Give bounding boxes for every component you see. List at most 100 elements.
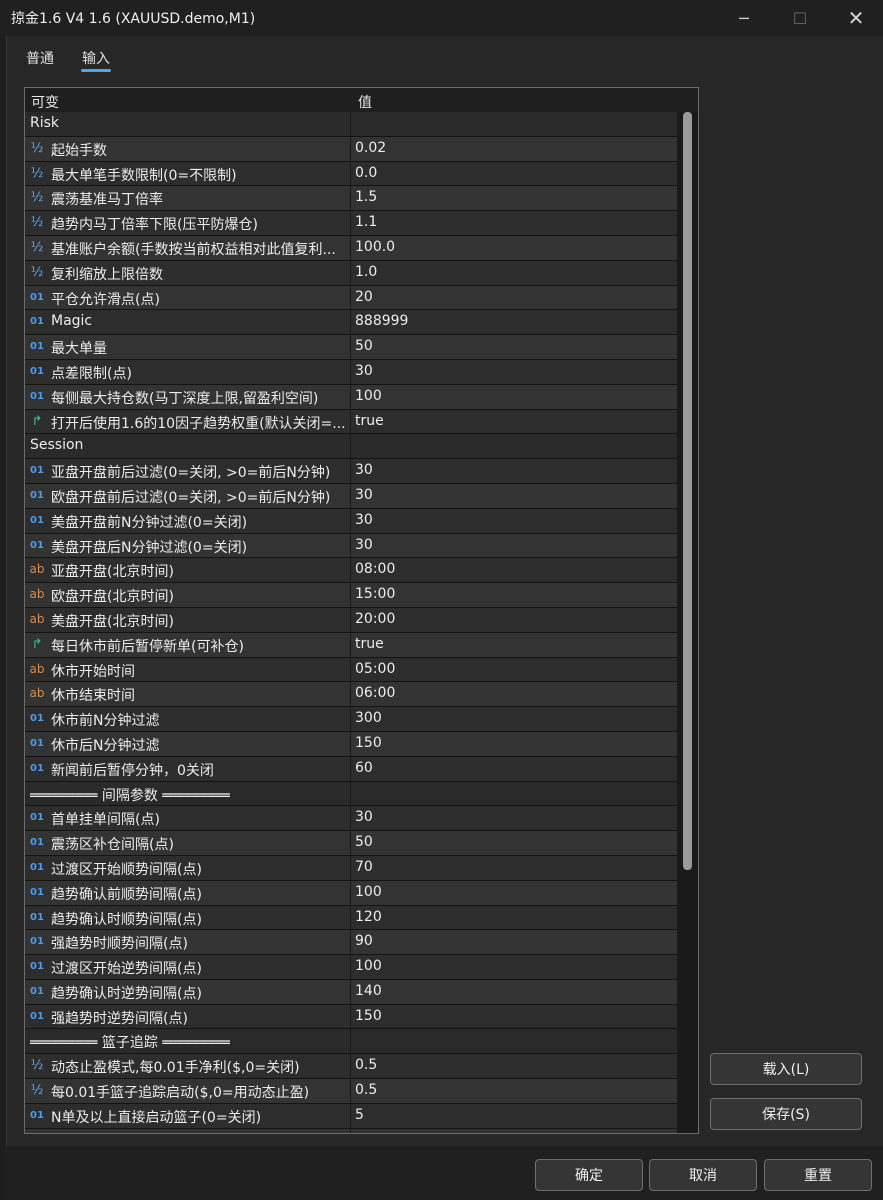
parameter-value[interactable]: true bbox=[355, 413, 384, 429]
parameter-row[interactable]: 01 趋势确认时顺势间隔(点) 120 bbox=[25, 905, 677, 931]
parameter-row[interactable]: 01 震荡区补仓间隔(点) 50 bbox=[25, 831, 677, 856]
parameter-row[interactable]: ½ N单及以上净利$启动篮子 10.0 bbox=[25, 1128, 677, 1133]
parameter-value[interactable]: 30 bbox=[355, 363, 373, 379]
parameter-value[interactable]: 50 bbox=[355, 338, 373, 354]
parameter-name: 震荡基准马丁倍率 bbox=[51, 192, 163, 209]
parameter-value[interactable]: 1.5 bbox=[355, 189, 377, 205]
parameter-value[interactable]: 30 bbox=[355, 487, 373, 503]
parameter-row[interactable]: 01 强趋势时逆势间隔(点) 150 bbox=[25, 1004, 677, 1030]
parameter-row[interactable]: ½ 震荡基准马丁倍率 1.5 bbox=[25, 186, 677, 212]
vertical-scrollbar[interactable] bbox=[677, 112, 698, 1133]
parameter-value[interactable]: 100 bbox=[355, 388, 382, 404]
parameter-row[interactable]: ½ 最大单笔手数限制(0=不限制) 0.0 bbox=[25, 161, 677, 187]
parameter-value[interactable]: 140 bbox=[355, 983, 382, 999]
parameter-row[interactable]: 01 趋势确认时逆势间隔(点) 140 bbox=[25, 979, 677, 1005]
parameter-row[interactable]: 01 N单及以上直接启动篮子(0=关闭) 5 bbox=[25, 1103, 677, 1129]
parameter-value[interactable]: 50 bbox=[355, 834, 373, 850]
parameter-row[interactable]: ab 休市结束时间 06:00 bbox=[25, 682, 677, 708]
parameter-row[interactable]: ½ 动态止盈模式,每0.01手净利($,0=关闭) 0.5 bbox=[25, 1054, 677, 1080]
parameter-row[interactable]: ab 欧盘开盘(北京时间) 15:00 bbox=[25, 583, 677, 608]
parameter-row[interactable]: ab 休市开始时间 05:00 bbox=[25, 657, 677, 683]
minimize-icon[interactable]: ─ bbox=[721, 0, 767, 36]
parameter-row[interactable]: 01 美盘开盘前N分钟过滤(0=关闭) 30 bbox=[25, 508, 677, 534]
parameter-value[interactable]: 5 bbox=[355, 1107, 364, 1123]
parameter-row[interactable]: ½ 趋势内马丁倍率下限(压平防爆仓) 1.1 bbox=[25, 211, 677, 236]
parameter-value[interactable]: 30 bbox=[355, 512, 373, 528]
scrollbar-thumb[interactable] bbox=[683, 112, 692, 870]
parameter-value[interactable]: 30 bbox=[355, 809, 373, 825]
parameter-value[interactable]: 1.1 bbox=[355, 214, 377, 230]
parameter-row[interactable]: 01 最大单量 50 bbox=[25, 335, 677, 360]
parameter-value[interactable]: 300 bbox=[355, 710, 382, 726]
parameter-value[interactable]: 70 bbox=[355, 859, 373, 875]
load-button[interactable]: 载入(L) bbox=[710, 1053, 862, 1085]
parameter-row[interactable]: ½ 基准账户余额(手数按当前权益相对此值复利... 100.0 bbox=[25, 235, 677, 261]
parameter-row[interactable]: 01 亚盘开盘前后过滤(0=关闭, >0=前后N分钟) 30 bbox=[25, 459, 677, 484]
parameter-value[interactable]: 06:00 bbox=[355, 685, 395, 701]
parameter-value[interactable]: 10.0 bbox=[355, 1132, 386, 1133]
parameter-value[interactable]: 150 bbox=[355, 735, 382, 751]
parameter-row[interactable]: ↱ 每日休市前后暂停新单(可补仓) true bbox=[25, 632, 677, 658]
variable-cell: 01 亚盘开盘前后过滤(0=关闭, >0=前后N分钟) bbox=[25, 459, 351, 483]
parameter-row[interactable]: ½ 复利缩放上限倍数 1.0 bbox=[25, 260, 677, 286]
parameter-value[interactable]: 120 bbox=[355, 909, 382, 925]
parameter-row[interactable]: 01 首单挂单间隔(点) 30 bbox=[25, 806, 677, 832]
parameter-row[interactable]: 01 Magic 888999 bbox=[25, 310, 677, 336]
parameter-row[interactable]: ↱ 打开后使用1.6的10因子趋势权重(默认关闭=... true bbox=[25, 409, 677, 435]
parameter-row[interactable]: 01 休市前N分钟过滤 300 bbox=[25, 707, 677, 732]
parameter-row[interactable]: 01 每侧最大持仓数(马丁深度上限,留盈利空间) 100 bbox=[25, 384, 677, 410]
parameter-row[interactable]: 01 趋势确认前顺势间隔(点) 100 bbox=[25, 880, 677, 906]
parameter-value[interactable]: 100 bbox=[355, 884, 382, 900]
parameter-value[interactable]: 0.5 bbox=[355, 1057, 377, 1073]
group-row[interactable]: ════════ 篮子追踪 ════════ bbox=[25, 1029, 677, 1055]
parameter-row[interactable]: ½ 每0.01手篮子追踪启动($,0=用动态止盈) 0.5 bbox=[25, 1079, 677, 1104]
parameter-row[interactable]: ½ 起始手数 0.02 bbox=[25, 136, 677, 162]
parameter-row[interactable]: 01 休市后N分钟过滤 150 bbox=[25, 731, 677, 757]
cancel-button[interactable]: 取消 bbox=[649, 1159, 757, 1191]
parameter-row[interactable]: 01 美盘开盘后N分钟过滤(0=关闭) 30 bbox=[25, 533, 677, 559]
parameter-value[interactable]: 0.5 bbox=[355, 1082, 377, 1098]
parameter-value[interactable]: 20 bbox=[355, 289, 373, 305]
parameter-row[interactable]: ab 美盘开盘(北京时间) 20:00 bbox=[25, 607, 677, 633]
close-icon[interactable]: ✕ bbox=[833, 0, 879, 36]
group-row[interactable]: ════════ 间隔参数 ════════ bbox=[25, 781, 677, 807]
parameter-value[interactable]: 05:00 bbox=[355, 661, 395, 677]
parameter-row[interactable]: 01 过渡区开始逆势间隔(点) 100 bbox=[25, 955, 677, 980]
ok-button[interactable]: 确定 bbox=[535, 1159, 643, 1191]
parameter-value[interactable]: 15:00 bbox=[355, 586, 395, 602]
parameter-value[interactable]: 08:00 bbox=[355, 561, 395, 577]
parameter-value[interactable]: 1.0 bbox=[355, 264, 377, 280]
boolean-type-icon: ↱ bbox=[31, 636, 43, 652]
parameter-value[interactable]: true bbox=[355, 636, 384, 652]
parameter-row[interactable]: 01 新闻前后暂停分钟，0关闭 60 bbox=[25, 756, 677, 782]
parameter-row[interactable]: 01 欧盘开盘前后过滤(0=关闭, >0=前后N分钟) 30 bbox=[25, 483, 677, 509]
double-type-icon: ½ bbox=[30, 264, 44, 280]
parameter-value[interactable]: 30 bbox=[355, 537, 373, 553]
parameter-value[interactable]: 888999 bbox=[355, 313, 408, 329]
tab-inputs[interactable]: 输入 bbox=[82, 48, 110, 68]
parameter-value[interactable]: 100.0 bbox=[355, 239, 395, 255]
maximize-icon[interactable]: ☐ bbox=[777, 0, 823, 36]
parameter-row[interactable]: 01 强趋势时顺势间隔(点) 90 bbox=[25, 930, 677, 956]
parameter-value[interactable]: 20:00 bbox=[355, 611, 395, 627]
column-header-value[interactable]: 值 bbox=[358, 92, 372, 112]
parameter-value[interactable]: 30 bbox=[355, 462, 373, 478]
reset-button[interactable]: 重置 bbox=[764, 1159, 872, 1191]
parameter-value[interactable]: 0.02 bbox=[355, 140, 386, 156]
parameter-row[interactable]: ab 亚盘开盘(北京时间) 08:00 bbox=[25, 558, 677, 584]
parameter-value[interactable]: 60 bbox=[355, 760, 373, 776]
group-row[interactable]: Risk bbox=[25, 112, 677, 137]
save-button[interactable]: 保存(S) bbox=[710, 1098, 862, 1130]
integer-type-icon: 01 bbox=[30, 936, 44, 948]
group-row[interactable]: Session bbox=[25, 434, 677, 460]
parameter-row[interactable]: 01 过渡区开始顺势间隔(点) 70 bbox=[25, 855, 677, 881]
column-header-variable[interactable]: 可变 bbox=[31, 92, 59, 112]
parameter-value[interactable]: 150 bbox=[355, 1008, 382, 1024]
parameter-value[interactable]: 0.0 bbox=[355, 165, 377, 181]
window-title: 掠金1.6 V4 1.6 (XAUUSD.demo,M1) bbox=[11, 11, 256, 27]
tab-general[interactable]: 普通 bbox=[26, 48, 54, 68]
parameter-row[interactable]: 01 平仓允许滑点(点) 20 bbox=[25, 285, 677, 311]
parameter-value[interactable]: 90 bbox=[355, 933, 373, 949]
parameter-row[interactable]: 01 点差限制(点) 30 bbox=[25, 359, 677, 385]
parameter-value[interactable]: 100 bbox=[355, 958, 382, 974]
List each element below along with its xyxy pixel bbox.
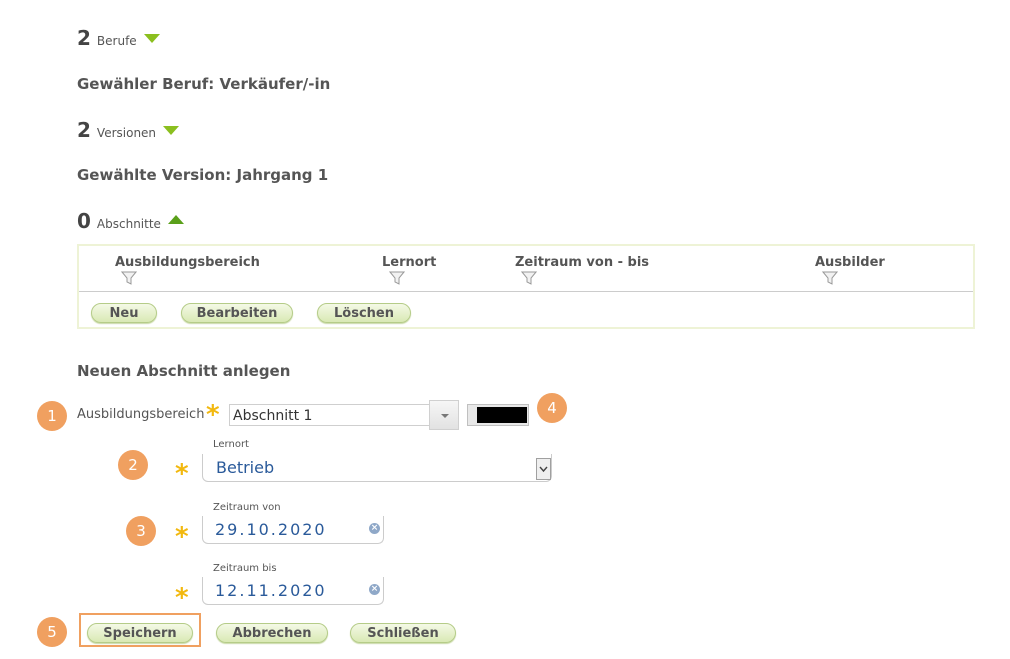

§ **PROBLEM STATEMENT**
Copy out the records verbatim, starting at the line that contains "parameter-value[interactable]: true bbox=[355, 413, 384, 429]" and continuing through the line that contains "parameter-row[interactable]: ½ N单及以上净利$启动篮子", with both of those lines included.

§ **ANSWER TO THE TASK**
parameter-value[interactable]: true bbox=[355, 413, 384, 429]
parameter-row[interactable]: 01 趋势确认时顺势间隔(点) 120 bbox=[25, 905, 677, 931]
parameter-row[interactable]: 01 震荡区补仓间隔(点) 50 bbox=[25, 831, 677, 856]
parameter-row[interactable]: ½ N单及以上净利$启动篮子 10.0 bbox=[25, 1128, 677, 1133]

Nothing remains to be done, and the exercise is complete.